⟨

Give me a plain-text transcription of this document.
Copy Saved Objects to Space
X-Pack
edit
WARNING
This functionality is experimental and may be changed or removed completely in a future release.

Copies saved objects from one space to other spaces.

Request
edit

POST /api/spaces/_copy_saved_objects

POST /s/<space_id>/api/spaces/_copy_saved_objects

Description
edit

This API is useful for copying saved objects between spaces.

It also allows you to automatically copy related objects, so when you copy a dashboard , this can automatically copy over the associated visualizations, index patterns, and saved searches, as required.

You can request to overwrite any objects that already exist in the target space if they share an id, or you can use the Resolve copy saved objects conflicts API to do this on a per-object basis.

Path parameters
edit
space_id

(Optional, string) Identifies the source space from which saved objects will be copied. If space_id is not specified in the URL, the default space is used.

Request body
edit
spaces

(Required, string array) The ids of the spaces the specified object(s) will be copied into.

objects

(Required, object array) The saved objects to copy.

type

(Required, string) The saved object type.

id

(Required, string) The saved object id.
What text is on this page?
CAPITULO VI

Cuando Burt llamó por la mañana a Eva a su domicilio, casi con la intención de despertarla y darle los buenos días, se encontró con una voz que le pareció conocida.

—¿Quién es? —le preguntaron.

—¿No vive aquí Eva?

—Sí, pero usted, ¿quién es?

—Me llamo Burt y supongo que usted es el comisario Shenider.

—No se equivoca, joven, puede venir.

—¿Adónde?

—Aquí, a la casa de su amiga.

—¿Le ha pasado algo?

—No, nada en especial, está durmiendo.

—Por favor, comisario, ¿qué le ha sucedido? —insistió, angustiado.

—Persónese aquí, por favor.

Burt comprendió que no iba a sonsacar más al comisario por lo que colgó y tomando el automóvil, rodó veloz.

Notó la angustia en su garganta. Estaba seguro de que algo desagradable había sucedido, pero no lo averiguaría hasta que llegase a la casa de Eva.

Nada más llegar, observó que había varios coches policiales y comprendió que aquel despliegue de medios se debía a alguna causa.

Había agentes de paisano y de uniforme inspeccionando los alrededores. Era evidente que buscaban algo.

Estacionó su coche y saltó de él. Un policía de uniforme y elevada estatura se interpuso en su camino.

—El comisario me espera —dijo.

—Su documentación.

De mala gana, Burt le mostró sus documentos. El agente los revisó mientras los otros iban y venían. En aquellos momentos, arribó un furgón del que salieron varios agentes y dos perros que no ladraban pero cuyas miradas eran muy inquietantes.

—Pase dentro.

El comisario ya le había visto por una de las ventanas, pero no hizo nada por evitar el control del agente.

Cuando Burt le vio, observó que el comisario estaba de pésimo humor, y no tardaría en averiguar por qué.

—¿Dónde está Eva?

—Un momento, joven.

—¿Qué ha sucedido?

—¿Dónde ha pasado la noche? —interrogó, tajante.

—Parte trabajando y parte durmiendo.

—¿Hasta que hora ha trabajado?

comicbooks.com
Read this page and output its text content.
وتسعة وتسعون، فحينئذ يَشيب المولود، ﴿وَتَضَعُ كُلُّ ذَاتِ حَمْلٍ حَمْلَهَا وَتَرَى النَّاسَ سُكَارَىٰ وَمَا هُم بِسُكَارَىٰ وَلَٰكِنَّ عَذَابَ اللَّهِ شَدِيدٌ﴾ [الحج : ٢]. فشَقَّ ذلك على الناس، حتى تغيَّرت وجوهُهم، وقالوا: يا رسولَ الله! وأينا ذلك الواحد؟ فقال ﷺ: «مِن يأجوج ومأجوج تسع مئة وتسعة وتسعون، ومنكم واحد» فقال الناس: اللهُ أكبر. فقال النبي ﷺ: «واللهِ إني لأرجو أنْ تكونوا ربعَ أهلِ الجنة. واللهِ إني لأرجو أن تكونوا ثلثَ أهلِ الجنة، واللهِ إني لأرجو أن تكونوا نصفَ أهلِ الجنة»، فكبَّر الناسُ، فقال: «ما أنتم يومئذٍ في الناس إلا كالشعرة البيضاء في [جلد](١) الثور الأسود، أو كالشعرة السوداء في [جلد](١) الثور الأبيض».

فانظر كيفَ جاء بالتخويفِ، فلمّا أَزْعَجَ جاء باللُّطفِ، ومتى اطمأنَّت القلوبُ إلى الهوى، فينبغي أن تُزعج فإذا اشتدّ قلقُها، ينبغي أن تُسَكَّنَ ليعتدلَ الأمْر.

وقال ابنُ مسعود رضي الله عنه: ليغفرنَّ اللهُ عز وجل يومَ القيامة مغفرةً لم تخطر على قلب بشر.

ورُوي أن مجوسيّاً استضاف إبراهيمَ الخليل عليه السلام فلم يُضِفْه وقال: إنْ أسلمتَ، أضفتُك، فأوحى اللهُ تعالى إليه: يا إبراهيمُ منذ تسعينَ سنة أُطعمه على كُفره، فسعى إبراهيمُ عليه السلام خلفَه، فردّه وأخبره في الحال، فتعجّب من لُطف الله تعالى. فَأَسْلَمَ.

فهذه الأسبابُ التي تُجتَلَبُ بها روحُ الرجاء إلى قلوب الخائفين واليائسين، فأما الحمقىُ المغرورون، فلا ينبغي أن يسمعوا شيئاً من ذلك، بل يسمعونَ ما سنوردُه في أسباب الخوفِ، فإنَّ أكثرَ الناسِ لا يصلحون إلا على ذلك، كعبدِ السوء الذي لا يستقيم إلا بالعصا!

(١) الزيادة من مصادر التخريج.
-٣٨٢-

⟩

**YOUR TASK**
Hand back the material above in full, exactly as written.

**OUTPUT FOR THIS EXERCISE**
Give me a plain-text transcription of this document.
Copy Saved Objects to Space
X-Pack
edit
WARNING
This functionality is experimental and may be changed or removed completely in a future release.

Copies saved objects from one space to other spaces.

Request
edit

POST /api/spaces/_copy_saved_objects

POST /s/<space_id>/api/spaces/_copy_saved_objects

Description
edit

This API is useful for copying saved objects between spaces.

It also allows you to automatically copy related objects, so when you copy a dashboard , this can automatically copy over the associated visualizations, index patterns, and saved searches, as required.

You can request to overwrite any objects that already exist in the target space if they share an id, or you can use the Resolve copy saved objects conflicts API to do this on a per-object basis.

Path parameters
edit
space_id

(Optional, string) Identifies the source space from which saved objects will be copied. If space_id is not specified in the URL, the default space is used.

Request body
edit
spaces

(Required, string array) The ids of the spaces the specified object(s) will be copied into.

objects

(Required, object array) The saved objects to copy.

type

(Required, string) The saved object type.

id

(Required, string) The saved object id.
What text is on this page?
CAPITULO VI

Cuando Burt llamó por la mañana a Eva a su domicilio, casi con la intención de despertarla y darle los buenos días, se encontró con una voz que le pareció conocida.

—¿Quién es? —le preguntaron.

—¿No vive aquí Eva?

—Sí, pero usted, ¿quién es?

—Me llamo Burt y supongo que usted es el comisario Shenider.

—No se equivoca, joven, puede venir.

—¿Adónde?

—Aquí, a la casa de su amiga.

—¿Le ha pasado algo?

—No, nada en especial, está durmiendo.

—Por favor, comisario, ¿qué le ha sucedido? —insistió, angustiado.

—Persónese aquí, por favor.

Burt comprendió que no iba a sonsacar más al comisario por lo que colgó y tomando el automóvil, rodó veloz.

Notó la angustia en su garganta. Estaba seguro de que algo desagradable había sucedido, pero no lo averiguaría hasta que llegase a la casa de Eva.

Nada más llegar, observó que había varios coches policiales y comprendió que aquel despliegue de medios se debía a alguna causa.

Había agentes de paisano y de uniforme inspeccionando los alrededores. Era evidente que buscaban algo.

Estacionó su coche y saltó de él. Un policía de uniforme y elevada estatura se interpuso en su camino.

—El comisario me espera —dijo.

—Su documentación.

De mala gana, Burt le mostró sus documentos. El agente los revisó mientras los otros iban y venían. En aquellos momentos, arribó un furgón del que salieron varios agentes y dos perros que no ladraban pero cuyas miradas eran muy inquietantes.

—Pase dentro.

El comisario ya le había visto por una de las ventanas, pero no hizo nada por evitar el control del agente.

Cuando Burt le vio, observó que el comisario estaba de pésimo humor, y no tardaría en averiguar por qué.

—¿Dónde está Eva?

—Un momento, joven.

—¿Qué ha sucedido?

—¿Dónde ha pasado la noche? —interrogó, tajante.

—Parte trabajando y parte durmiendo.

—¿Hasta que hora ha trabajado?

comicbooks.com
Read this page and output its text content.
وتسعة وتسعون، فحينئذ يَشيب المولود، ﴿وَتَضَعُ كُلُّ ذَاتِ حَمْلٍ حَمْلَهَا وَتَرَى النَّاسَ سُكَارَىٰ وَمَا هُم بِسُكَارَىٰ وَلَٰكِنَّ عَذَابَ اللَّهِ شَدِيدٌ﴾ [الحج : ٢]. فشَقَّ ذلك على الناس، حتى تغيَّرت وجوهُهم، وقالوا: يا رسولَ الله! وأينا ذلك الواحد؟ فقال ﷺ: «مِن يأجوج ومأجوج تسع مئة وتسعة وتسعون، ومنكم واحد» فقال الناس: اللهُ أكبر. فقال النبي ﷺ: «واللهِ إني لأرجو أنْ تكونوا ربعَ أهلِ الجنة. واللهِ إني لأرجو أن تكونوا ثلثَ أهلِ الجنة، واللهِ إني لأرجو أن تكونوا نصفَ أهلِ الجنة»، فكبَّر الناسُ، فقال: «ما أنتم يومئذٍ في الناس إلا كالشعرة البيضاء في [جلد](١) الثور الأسود، أو كالشعرة السوداء في [جلد](١) الثور الأبيض».

فانظر كيفَ جاء بالتخويفِ، فلمّا أَزْعَجَ جاء باللُّطفِ، ومتى اطمأنَّت القلوبُ إلى الهوى، فينبغي أن تُزعج فإذا اشتدّ قلقُها، ينبغي أن تُسَكَّنَ ليعتدلَ الأمْر.

وقال ابنُ مسعود رضي الله عنه: ليغفرنَّ اللهُ عز وجل يومَ القيامة مغفرةً لم تخطر على قلب بشر.

ورُوي أن مجوسيّاً استضاف إبراهيمَ الخليل عليه السلام فلم يُضِفْه وقال: إنْ أسلمتَ، أضفتُك، فأوحى اللهُ تعالى إليه: يا إبراهيمُ منذ تسعينَ سنة أُطعمه على كُفره، فسعى إبراهيمُ عليه السلام خلفَه، فردّه وأخبره في الحال، فتعجّب من لُطف الله تعالى. فَأَسْلَمَ.

فهذه الأسبابُ التي تُجتَلَبُ بها روحُ الرجاء إلى قلوب الخائفين واليائسين، فأما الحمقىُ المغرورون، فلا ينبغي أن يسمعوا شيئاً من ذلك، بل يسمعونَ ما سنوردُه في أسباب الخوفِ، فإنَّ أكثرَ الناسِ لا يصلحون إلا على ذلك، كعبدِ السوء الذي لا يستقيم إلا بالعصا!

(١) الزيادة من مصادر التخريج.
-٣٨٢-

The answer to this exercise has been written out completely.